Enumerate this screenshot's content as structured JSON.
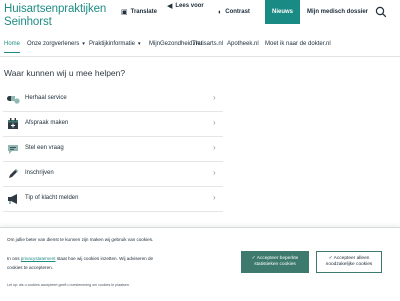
{
  "header": {
    "title_line1": "Huisartsenpraktijken",
    "title_line2": "Seinhorst",
    "translate_label": "Translate",
    "readspeaker_label": "Lees voor",
    "contrast_label": "Contrast",
    "nieuws_label": "Nieuws",
    "dossier_label": "Mijn medisch dossier",
    "accent_color": "#1f8c84"
  },
  "nav": {
    "items": [
      {
        "label": "Home"
      },
      {
        "label": "Onze zorgverleners"
      },
      {
        "label": "Praktijkinformatie"
      },
      {
        "label": "MijnGezondheid.net"
      },
      {
        "label": "Thuisarts.nl"
      },
      {
        "label": "Apotheek.nl"
      },
      {
        "label": "Moet ik naar de dokter.nl"
      }
    ]
  },
  "main": {
    "heading": "Waar kunnen wij u mee helpen?",
    "services": [
      {
        "label": "Herhaal service",
        "icon": "pills-icon"
      },
      {
        "label": "Afspraak maken",
        "icon": "calendar-icon"
      },
      {
        "label": "Stel een vraag",
        "icon": "chat-icon"
      },
      {
        "label": "Inschrijven",
        "icon": "pen-icon"
      },
      {
        "label": "Tip of klacht melden",
        "icon": "megaphone-icon"
      }
    ]
  },
  "cookie": {
    "line1": "Om jullie beter van dienst te kunnen zijn maken wij gebruik van cookies.",
    "line2_a": "In ons",
    "line2_link": "privacystatement",
    "line2_b": "staat hoe wij cookies inzetten. Wij adviseren de",
    "line2_c": "cookies te accepteren.",
    "line3": "Let op: als u cookies accepteert geeft u toestemming om cookies te plaatsen.",
    "accept_stats": "Accepteer beperkte statistieken cookies",
    "accept_needed": "Accepteer alleen noodzakelijke cookies",
    "button_color": "#3d7a6d"
  }
}
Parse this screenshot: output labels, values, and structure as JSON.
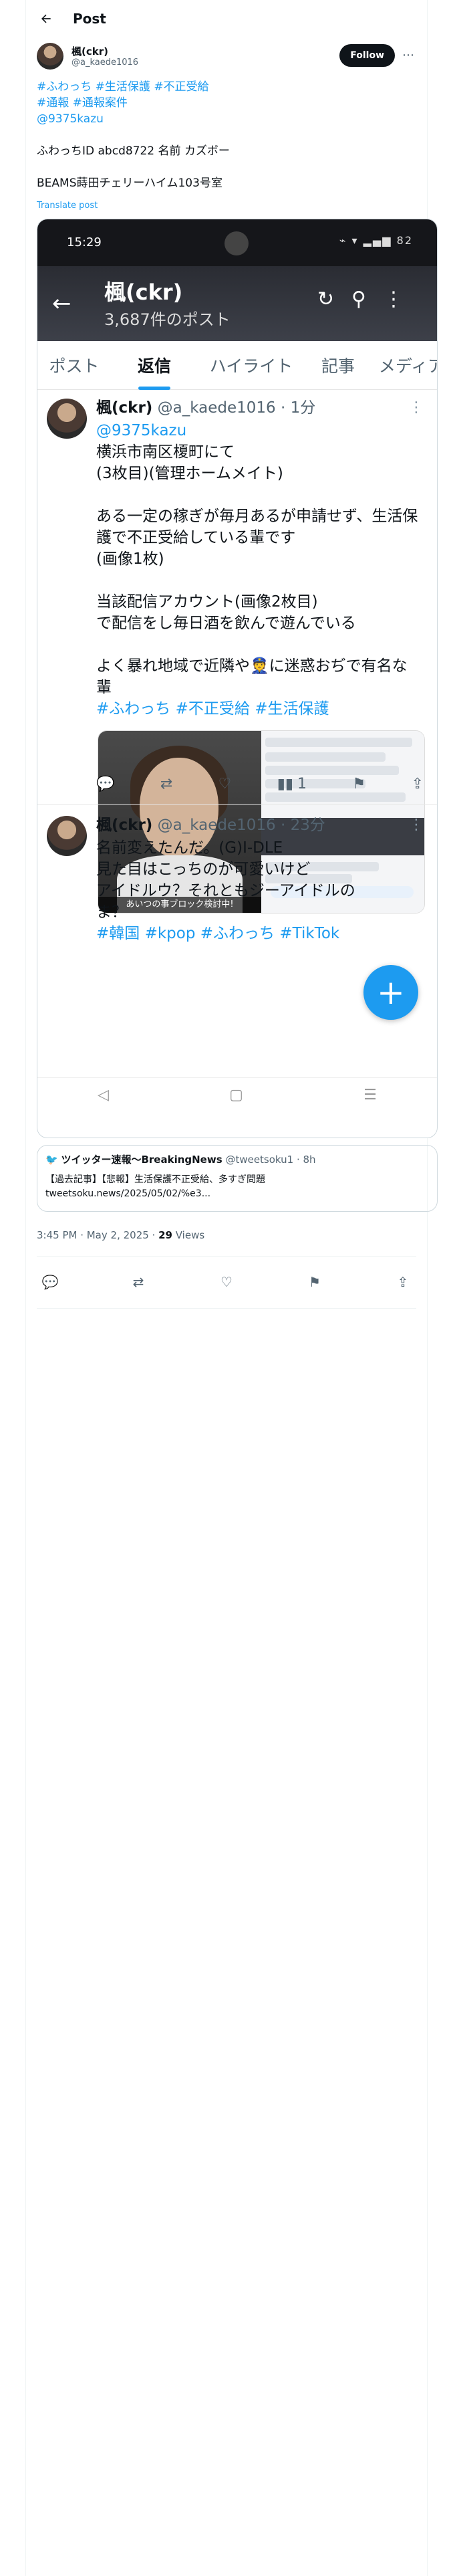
--
- _GIVEN EXERCISE_
Collect each line holding the string "this".

- _OUTPUT_
Enumerate this screenshot's content as structured JSON.
Parse this screenshot: output labels, values, and structure as JSON.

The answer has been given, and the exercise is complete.